Do this: Your task is to repeat all of the material exactly.

(Figure record listings)
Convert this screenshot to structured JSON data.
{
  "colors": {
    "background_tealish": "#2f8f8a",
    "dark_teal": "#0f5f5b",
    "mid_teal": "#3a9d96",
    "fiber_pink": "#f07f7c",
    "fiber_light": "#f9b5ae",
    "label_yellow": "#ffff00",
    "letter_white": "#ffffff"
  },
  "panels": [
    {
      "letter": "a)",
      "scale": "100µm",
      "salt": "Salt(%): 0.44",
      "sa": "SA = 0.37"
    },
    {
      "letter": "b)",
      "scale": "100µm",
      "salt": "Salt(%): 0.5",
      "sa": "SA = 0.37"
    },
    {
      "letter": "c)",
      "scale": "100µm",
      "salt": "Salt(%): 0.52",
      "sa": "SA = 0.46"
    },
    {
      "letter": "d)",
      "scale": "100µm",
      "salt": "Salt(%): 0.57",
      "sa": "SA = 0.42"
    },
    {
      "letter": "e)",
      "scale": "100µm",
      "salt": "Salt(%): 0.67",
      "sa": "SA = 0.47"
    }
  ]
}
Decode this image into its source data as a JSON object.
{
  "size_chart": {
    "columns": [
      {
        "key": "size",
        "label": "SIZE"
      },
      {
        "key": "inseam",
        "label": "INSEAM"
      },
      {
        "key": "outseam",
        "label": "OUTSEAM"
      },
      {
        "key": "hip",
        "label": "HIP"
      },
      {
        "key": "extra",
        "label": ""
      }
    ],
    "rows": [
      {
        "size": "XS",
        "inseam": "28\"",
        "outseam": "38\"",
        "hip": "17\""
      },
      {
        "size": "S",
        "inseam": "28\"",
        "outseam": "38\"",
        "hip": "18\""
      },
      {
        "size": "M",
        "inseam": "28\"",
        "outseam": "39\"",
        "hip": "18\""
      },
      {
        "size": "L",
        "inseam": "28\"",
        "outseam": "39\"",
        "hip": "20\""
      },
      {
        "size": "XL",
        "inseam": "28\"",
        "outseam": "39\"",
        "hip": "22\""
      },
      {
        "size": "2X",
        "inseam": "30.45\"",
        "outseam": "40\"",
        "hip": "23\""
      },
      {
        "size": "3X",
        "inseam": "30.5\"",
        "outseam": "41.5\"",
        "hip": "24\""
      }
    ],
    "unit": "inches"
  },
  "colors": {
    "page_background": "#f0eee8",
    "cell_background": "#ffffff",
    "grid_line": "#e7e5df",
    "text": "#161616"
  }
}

Answer to the problem:
Convert this screenshot to structured JSON data.
{
  "colors": {
    "background_tealish": "#2f8f8a",
    "dark_teal": "#0f5f5b",
    "mid_teal": "#3a9d96",
    "fiber_pink": "#f07f7c",
    "fiber_light": "#f9b5ae",
    "label_yellow": "#ffff00",
    "letter_white": "#ffffff"
  },
  "panels": [
    {
      "letter": "a)",
      "scale": "100µm",
      "salt": "Salt(%): 0.44",
      "sa": "SA = 0.37"
    },
    {
      "letter": "b)",
      "scale": "100µm",
      "salt": "Salt(%): 0.5",
      "sa": "SA = 0.37"
    },
    {
      "letter": "c)",
      "scale": "100µm",
      "salt": "Salt(%): 0.52",
      "sa": "SA = 0.46"
    },
    {
      "letter": "d)",
      "scale": "100µm",
      "salt": "Salt(%): 0.57",
      "sa": "SA = 0.42"
    },
    {
      "letter": "e)",
      "scale": "100µm",
      "salt": "Salt(%): 0.67",
      "sa": "SA = 0.47"
    }
  ]
}
Decode this image into its source data as a JSON object.
{
  "size_chart": {
    "columns": [
      {
        "key": "size",
        "label": "SIZE"
      },
      {
        "key": "inseam",
        "label": "INSEAM"
      },
      {
        "key": "outseam",
        "label": "OUTSEAM"
      },
      {
        "key": "hip",
        "label": "HIP"
      },
      {
        "key": "extra",
        "label": ""
      }
    ],
    "rows": [
      {
        "size": "XS",
        "inseam": "28\"",
        "outseam": "38\"",
        "hip": "17\""
      },
      {
        "size": "S",
        "inseam": "28\"",
        "outseam": "38\"",
        "hip": "18\""
      },
      {
        "size": "M",
        "inseam": "28\"",
        "outseam": "39\"",
        "hip": "18\""
      },
      {
        "size": "L",
        "inseam": "28\"",
        "outseam": "39\"",
        "hip": "20\""
      },
      {
        "size": "XL",
        "inseam": "28\"",
        "outseam": "39\"",
        "hip": "22\""
      },
      {
        "size": "2X",
        "inseam": "30.45\"",
        "outseam": "40\"",
        "hip": "23\""
      },
      {
        "size": "3X",
        "inseam": "30.5\"",
        "outseam": "41.5\"",
        "hip": "24\""
      }
    ],
    "unit": "inches"
  },
  "colors": {
    "page_background": "#f0eee8",
    "cell_background": "#ffffff",
    "grid_line": "#e7e5df",
    "text": "#161616"
  }
}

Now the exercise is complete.